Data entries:
-- begin --

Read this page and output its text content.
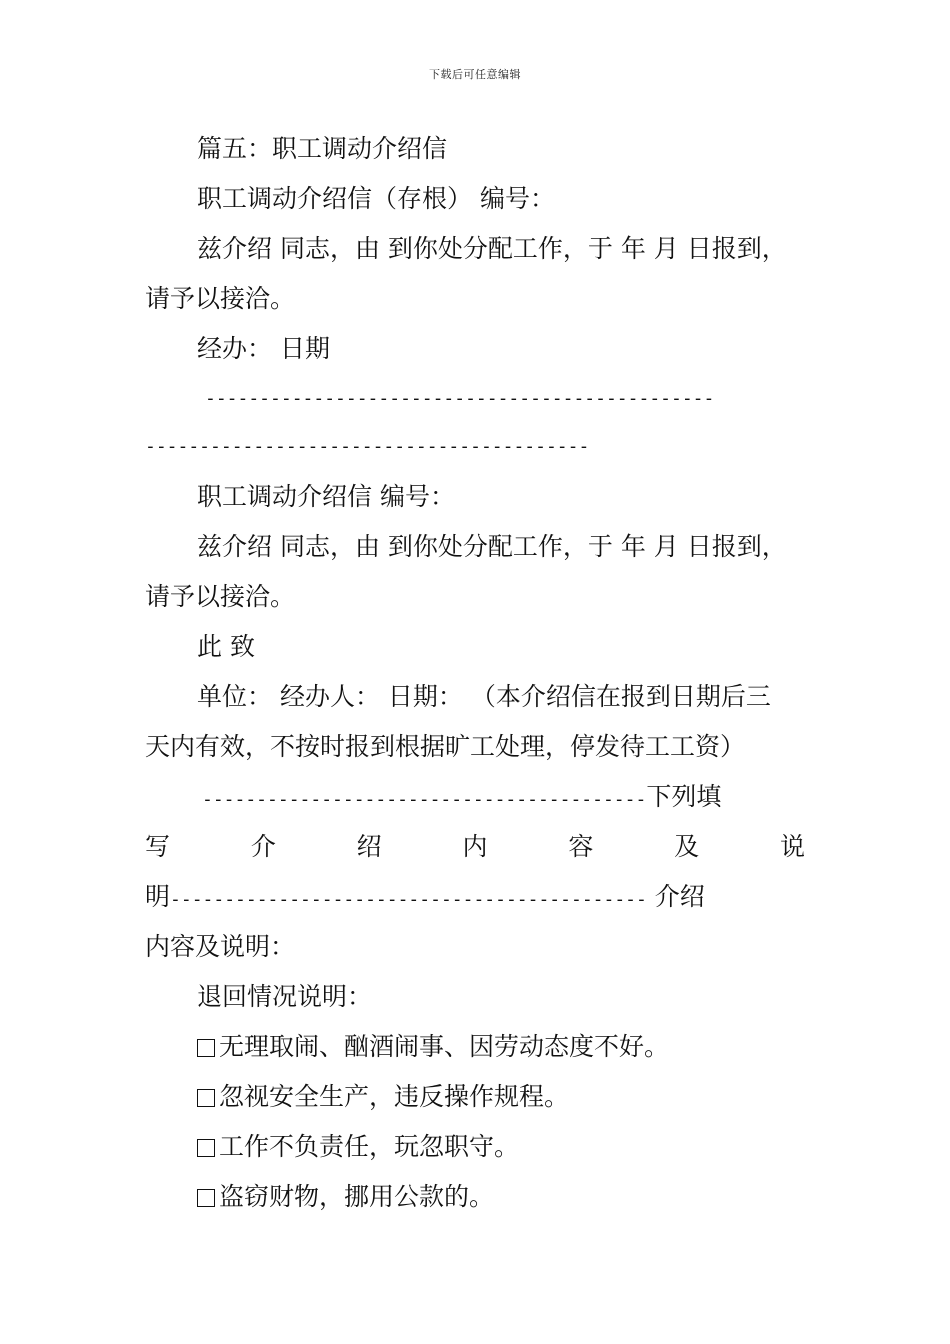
下载后可任意编辑
篇五：职工调动介绍信
职工调动介绍信（存根） 编号：
兹介绍 同志，由 到你处分配工作，于 年 月 日报到，
请予以接洽。
经办： 日期
-----------------------------------------------
-----------------------------------------
职工调动介绍信 编号：
兹介绍 同志，由 到你处分配工作，于 年 月 日报到，
请予以接洽。
此 致
单位： 经办人： 日期： （本介绍信在报到日期后三
天内有效，不按时报到根据旷工处理，停发待工工资）
-----------------------------------------下列填
写	介	绍	内	容	及	说
明-------------------------------------------- 介绍
内容及说明：
退回情况说明：
无理取闹、酗酒闹事、因劳动态度不好。
忽视安全生产，违反操作规程。
工作不负责任，玩忽职守。
盗窃财物，挪用公款的。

-- end --

## Problem
Quote the data exactly, leaving every image out of the copy.

## Output for this task
Read this page and output its text content.
下载后可任意编辑
篇五：职工调动介绍信
职工调动介绍信（存根） 编号：
兹介绍 同志，由 到你处分配工作，于 年 月 日报到，
请予以接洽。
经办： 日期
-----------------------------------------------
-----------------------------------------
职工调动介绍信 编号：
兹介绍 同志，由 到你处分配工作，于 年 月 日报到，
请予以接洽。
此 致
单位： 经办人： 日期： （本介绍信在报到日期后三
天内有效，不按时报到根据旷工处理，停发待工工资）
-----------------------------------------下列填
写	介	绍	内	容	及	说
明-------------------------------------------- 介绍
内容及说明：
退回情况说明：
无理取闹、酗酒闹事、因劳动态度不好。
忽视安全生产，违反操作规程。
工作不负责任，玩忽职守。
盗窃财物，挪用公款的。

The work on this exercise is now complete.